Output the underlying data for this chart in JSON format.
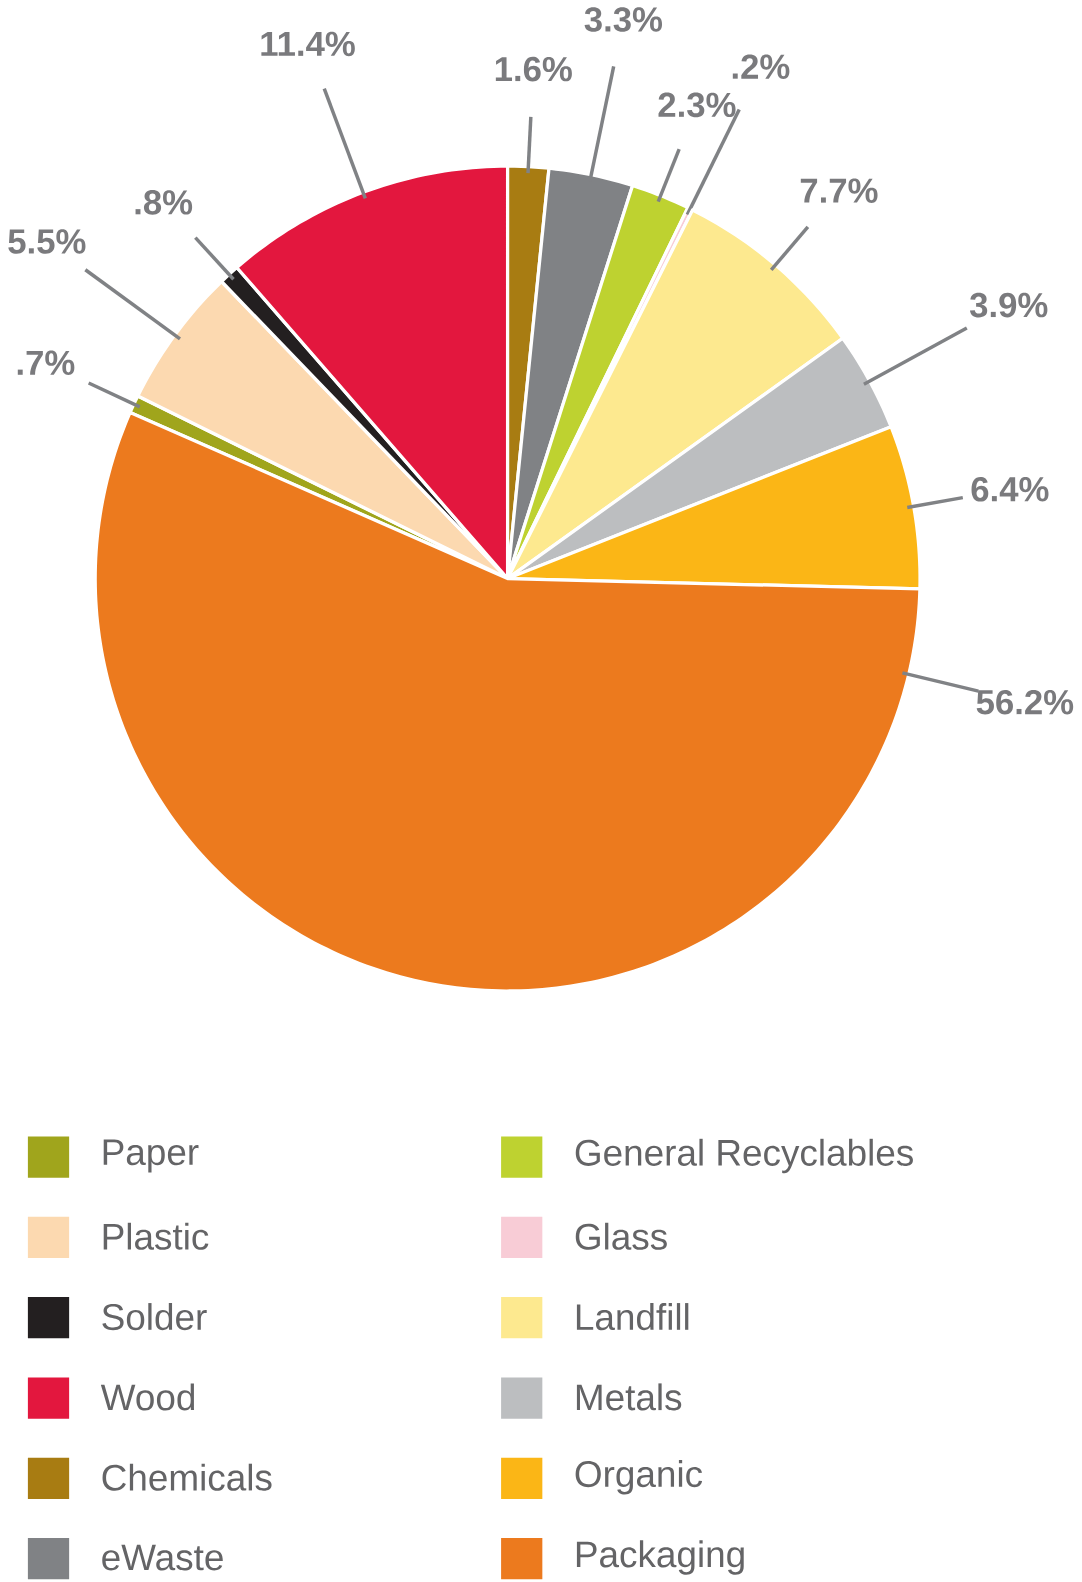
{
  "chart_data": {
    "type": "pie",
    "categories": [
      "Paper",
      "Plastic",
      "Solder",
      "Wood",
      "Chemicals",
      "eWaste",
      "General Recyclables",
      "Glass",
      "Landfill",
      "Metals",
      "Organic",
      "Packaging"
    ],
    "values": [
      0.7,
      5.5,
      0.8,
      11.4,
      1.6,
      3.3,
      2.3,
      0.2,
      7.7,
      3.9,
      6.4,
      56.2
    ],
    "colors": [
      "#a0a51c",
      "#fcd9b0",
      "#231f20",
      "#e3173e",
      "#a87c12",
      "#808285",
      "#bed230",
      "#f8ccd6",
      "#fde98f",
      "#bcbec0",
      "#fbb616",
      "#ec7a1e"
    ],
    "value_labels": [
      ".7%",
      "5.5%",
      ".8%",
      "11.4%",
      "1.6%",
      "3.3%",
      "2.3%",
      ".2%",
      "7.7%",
      "3.9%",
      "6.4%",
      "56.2%"
    ],
    "legend": "bottom"
  }
}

◆ GIVEN INSTRUCTION: Reproduce the full material exactly, excluding the pictures.

◆ TASK OUTPUT:
Output the underlying data for this chart in JSON format.
{
  "chart_data": {
    "type": "pie",
    "categories": [
      "Paper",
      "Plastic",
      "Solder",
      "Wood",
      "Chemicals",
      "eWaste",
      "General Recyclables",
      "Glass",
      "Landfill",
      "Metals",
      "Organic",
      "Packaging"
    ],
    "values": [
      0.7,
      5.5,
      0.8,
      11.4,
      1.6,
      3.3,
      2.3,
      0.2,
      7.7,
      3.9,
      6.4,
      56.2
    ],
    "colors": [
      "#a0a51c",
      "#fcd9b0",
      "#231f20",
      "#e3173e",
      "#a87c12",
      "#808285",
      "#bed230",
      "#f8ccd6",
      "#fde98f",
      "#bcbec0",
      "#fbb616",
      "#ec7a1e"
    ],
    "value_labels": [
      ".7%",
      "5.5%",
      ".8%",
      "11.4%",
      "1.6%",
      "3.3%",
      "2.3%",
      ".2%",
      "7.7%",
      "3.9%",
      "6.4%",
      "56.2%"
    ],
    "legend": "bottom"
  }
}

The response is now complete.